* _EXTRACTED ENTRIES_

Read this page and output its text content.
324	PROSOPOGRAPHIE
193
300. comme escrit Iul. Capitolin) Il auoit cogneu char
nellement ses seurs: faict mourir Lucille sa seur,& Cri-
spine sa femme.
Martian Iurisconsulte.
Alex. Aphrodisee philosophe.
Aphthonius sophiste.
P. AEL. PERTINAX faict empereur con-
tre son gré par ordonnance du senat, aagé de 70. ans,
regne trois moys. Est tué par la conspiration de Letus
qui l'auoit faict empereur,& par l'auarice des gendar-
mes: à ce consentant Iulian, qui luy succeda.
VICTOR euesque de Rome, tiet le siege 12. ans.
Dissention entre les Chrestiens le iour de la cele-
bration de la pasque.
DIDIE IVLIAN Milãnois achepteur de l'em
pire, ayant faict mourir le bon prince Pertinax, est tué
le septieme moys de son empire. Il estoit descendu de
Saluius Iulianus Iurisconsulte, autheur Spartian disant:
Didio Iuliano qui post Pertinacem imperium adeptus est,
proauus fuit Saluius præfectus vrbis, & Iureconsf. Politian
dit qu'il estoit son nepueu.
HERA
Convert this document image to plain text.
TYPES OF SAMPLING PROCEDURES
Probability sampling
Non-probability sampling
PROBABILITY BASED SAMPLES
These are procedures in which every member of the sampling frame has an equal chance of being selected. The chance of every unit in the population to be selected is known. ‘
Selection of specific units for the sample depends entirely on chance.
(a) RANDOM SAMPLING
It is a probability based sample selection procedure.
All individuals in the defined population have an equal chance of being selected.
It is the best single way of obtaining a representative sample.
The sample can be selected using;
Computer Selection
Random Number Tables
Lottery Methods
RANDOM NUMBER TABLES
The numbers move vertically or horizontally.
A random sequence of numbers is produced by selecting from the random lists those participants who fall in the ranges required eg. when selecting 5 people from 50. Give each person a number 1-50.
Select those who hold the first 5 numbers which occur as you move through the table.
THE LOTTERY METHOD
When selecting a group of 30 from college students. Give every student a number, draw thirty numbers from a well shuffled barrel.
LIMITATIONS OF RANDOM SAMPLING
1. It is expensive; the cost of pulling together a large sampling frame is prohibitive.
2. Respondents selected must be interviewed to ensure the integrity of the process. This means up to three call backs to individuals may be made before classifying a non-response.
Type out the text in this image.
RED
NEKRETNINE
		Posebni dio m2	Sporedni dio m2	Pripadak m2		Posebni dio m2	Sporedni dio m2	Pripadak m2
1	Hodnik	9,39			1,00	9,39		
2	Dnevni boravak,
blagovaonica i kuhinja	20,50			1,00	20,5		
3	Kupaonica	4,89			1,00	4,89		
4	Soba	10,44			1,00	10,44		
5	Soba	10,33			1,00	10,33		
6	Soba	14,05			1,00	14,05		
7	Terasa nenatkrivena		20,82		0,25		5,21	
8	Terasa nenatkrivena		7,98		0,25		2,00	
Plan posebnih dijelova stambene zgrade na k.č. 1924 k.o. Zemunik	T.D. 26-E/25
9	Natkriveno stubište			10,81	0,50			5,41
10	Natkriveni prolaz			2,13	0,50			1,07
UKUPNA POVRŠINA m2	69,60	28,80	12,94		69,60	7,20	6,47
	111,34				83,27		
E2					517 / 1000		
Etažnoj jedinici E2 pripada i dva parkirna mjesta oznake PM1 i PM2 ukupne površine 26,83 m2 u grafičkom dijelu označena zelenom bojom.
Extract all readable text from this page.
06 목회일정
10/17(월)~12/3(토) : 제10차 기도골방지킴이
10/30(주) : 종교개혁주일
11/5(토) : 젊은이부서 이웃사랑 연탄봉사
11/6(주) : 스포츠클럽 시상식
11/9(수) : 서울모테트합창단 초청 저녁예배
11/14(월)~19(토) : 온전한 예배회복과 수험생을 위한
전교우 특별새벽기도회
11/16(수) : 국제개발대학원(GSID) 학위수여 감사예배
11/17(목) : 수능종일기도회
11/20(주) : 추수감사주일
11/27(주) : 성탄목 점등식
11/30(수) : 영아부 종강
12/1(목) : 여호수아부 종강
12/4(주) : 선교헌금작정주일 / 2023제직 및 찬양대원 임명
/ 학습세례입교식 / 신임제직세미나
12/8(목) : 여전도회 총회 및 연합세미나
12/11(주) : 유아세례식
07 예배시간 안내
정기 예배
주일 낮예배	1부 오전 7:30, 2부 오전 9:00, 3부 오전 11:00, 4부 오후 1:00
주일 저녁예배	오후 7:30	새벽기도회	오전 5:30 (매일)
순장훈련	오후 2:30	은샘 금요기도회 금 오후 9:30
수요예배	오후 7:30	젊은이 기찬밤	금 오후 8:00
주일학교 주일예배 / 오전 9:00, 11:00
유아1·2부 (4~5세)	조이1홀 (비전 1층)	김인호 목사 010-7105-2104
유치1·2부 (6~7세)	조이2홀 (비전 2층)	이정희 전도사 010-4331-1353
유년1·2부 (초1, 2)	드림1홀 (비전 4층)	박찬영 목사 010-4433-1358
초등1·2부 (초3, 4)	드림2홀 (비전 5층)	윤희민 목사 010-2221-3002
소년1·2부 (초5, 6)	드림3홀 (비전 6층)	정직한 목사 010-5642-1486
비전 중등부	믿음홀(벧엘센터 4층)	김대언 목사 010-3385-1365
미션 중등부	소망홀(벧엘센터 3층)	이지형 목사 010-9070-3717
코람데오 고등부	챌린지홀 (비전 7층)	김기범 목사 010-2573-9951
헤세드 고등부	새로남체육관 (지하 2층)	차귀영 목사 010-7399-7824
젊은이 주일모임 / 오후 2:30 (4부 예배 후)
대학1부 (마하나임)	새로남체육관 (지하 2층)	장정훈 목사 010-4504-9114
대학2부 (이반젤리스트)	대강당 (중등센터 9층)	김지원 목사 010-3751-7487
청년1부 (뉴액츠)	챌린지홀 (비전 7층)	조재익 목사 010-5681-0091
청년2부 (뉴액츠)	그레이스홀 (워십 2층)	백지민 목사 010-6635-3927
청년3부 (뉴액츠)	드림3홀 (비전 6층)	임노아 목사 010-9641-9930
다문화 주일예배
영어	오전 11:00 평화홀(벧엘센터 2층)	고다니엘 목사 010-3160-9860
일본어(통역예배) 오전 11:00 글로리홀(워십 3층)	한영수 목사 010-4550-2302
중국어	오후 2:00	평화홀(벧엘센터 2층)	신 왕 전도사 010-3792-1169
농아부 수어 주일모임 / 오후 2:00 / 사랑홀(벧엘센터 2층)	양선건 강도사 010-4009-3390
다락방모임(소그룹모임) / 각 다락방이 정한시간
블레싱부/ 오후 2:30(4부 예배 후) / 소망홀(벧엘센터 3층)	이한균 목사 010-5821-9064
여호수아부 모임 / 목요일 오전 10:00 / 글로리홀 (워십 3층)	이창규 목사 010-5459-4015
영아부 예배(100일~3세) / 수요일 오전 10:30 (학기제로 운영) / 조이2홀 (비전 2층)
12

* _INSTRUCTION_
Which lines above hold the word "nenatkrivena"? Copy each of them.

* _WRITTEN ANSWER_
7	Terasa nenatkrivena		20,82		0,25		5,21	
8	Terasa nenatkrivena		7,98		0,25		2,00	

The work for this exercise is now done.